Aim of the exercise:
Go through the entries below and write each one out exactly.

Record extracts:
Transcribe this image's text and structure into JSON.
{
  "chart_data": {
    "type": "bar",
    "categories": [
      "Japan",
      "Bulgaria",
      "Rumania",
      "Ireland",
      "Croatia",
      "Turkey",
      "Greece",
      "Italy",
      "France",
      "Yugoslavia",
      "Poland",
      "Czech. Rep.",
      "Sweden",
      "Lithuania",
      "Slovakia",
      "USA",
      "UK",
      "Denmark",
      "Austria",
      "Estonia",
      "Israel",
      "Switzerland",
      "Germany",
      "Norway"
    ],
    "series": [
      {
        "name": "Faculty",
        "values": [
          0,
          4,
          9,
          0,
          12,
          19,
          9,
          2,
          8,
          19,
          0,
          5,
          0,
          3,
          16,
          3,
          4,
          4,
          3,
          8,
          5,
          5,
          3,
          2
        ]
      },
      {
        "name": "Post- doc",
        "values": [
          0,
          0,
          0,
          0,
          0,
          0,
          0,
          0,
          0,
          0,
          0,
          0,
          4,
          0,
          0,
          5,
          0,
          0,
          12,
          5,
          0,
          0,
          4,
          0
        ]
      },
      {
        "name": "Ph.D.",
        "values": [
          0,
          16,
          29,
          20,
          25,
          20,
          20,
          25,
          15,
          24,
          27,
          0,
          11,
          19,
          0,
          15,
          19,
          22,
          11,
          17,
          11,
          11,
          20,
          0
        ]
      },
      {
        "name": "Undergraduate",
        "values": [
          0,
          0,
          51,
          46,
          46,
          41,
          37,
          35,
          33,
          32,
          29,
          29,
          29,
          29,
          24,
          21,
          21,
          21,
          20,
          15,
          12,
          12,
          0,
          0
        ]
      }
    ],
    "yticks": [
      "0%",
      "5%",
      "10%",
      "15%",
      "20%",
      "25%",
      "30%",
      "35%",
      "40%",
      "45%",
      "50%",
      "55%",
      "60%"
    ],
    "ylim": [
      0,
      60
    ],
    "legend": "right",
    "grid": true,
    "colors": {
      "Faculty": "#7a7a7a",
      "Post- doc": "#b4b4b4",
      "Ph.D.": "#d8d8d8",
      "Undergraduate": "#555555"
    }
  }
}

Solution:
Transcribe this image's text and structure into JSON.
{
  "chart_data": {
    "type": "bar",
    "categories": [
      "Japan",
      "Bulgaria",
      "Rumania",
      "Ireland",
      "Croatia",
      "Turkey",
      "Greece",
      "Italy",
      "France",
      "Yugoslavia",
      "Poland",
      "Czech. Rep.",
      "Sweden",
      "Lithuania",
      "Slovakia",
      "USA",
      "UK",
      "Denmark",
      "Austria",
      "Estonia",
      "Israel",
      "Switzerland",
      "Germany",
      "Norway"
    ],
    "series": [
      {
        "name": "Faculty",
        "values": [
          0,
          4,
          9,
          0,
          12,
          19,
          9,
          2,
          8,
          19,
          0,
          5,
          0,
          3,
          16,
          3,
          4,
          4,
          3,
          8,
          5,
          5,
          3,
          2
        ]
      },
      {
        "name": "Post- doc",
        "values": [
          0,
          0,
          0,
          0,
          0,
          0,
          0,
          0,
          0,
          0,
          0,
          0,
          4,
          0,
          0,
          5,
          0,
          0,
          12,
          5,
          0,
          0,
          4,
          0
        ]
      },
      {
        "name": "Ph.D.",
        "values": [
          0,
          16,
          29,
          20,
          25,
          20,
          20,
          25,
          15,
          24,
          27,
          0,
          11,
          19,
          0,
          15,
          19,
          22,
          11,
          17,
          11,
          11,
          20,
          0
        ]
      },
      {
        "name": "Undergraduate",
        "values": [
          0,
          0,
          51,
          46,
          46,
          41,
          37,
          35,
          33,
          32,
          29,
          29,
          29,
          29,
          24,
          21,
          21,
          21,
          20,
          15,
          12,
          12,
          0,
          0
        ]
      }
    ],
    "yticks": [
      "0%",
      "5%",
      "10%",
      "15%",
      "20%",
      "25%",
      "30%",
      "35%",
      "40%",
      "45%",
      "50%",
      "55%",
      "60%"
    ],
    "ylim": [
      0,
      60
    ],
    "legend": "right",
    "grid": true,
    "colors": {
      "Faculty": "#7a7a7a",
      "Post- doc": "#b4b4b4",
      "Ph.D.": "#d8d8d8",
      "Undergraduate": "#555555"
    }
  }
}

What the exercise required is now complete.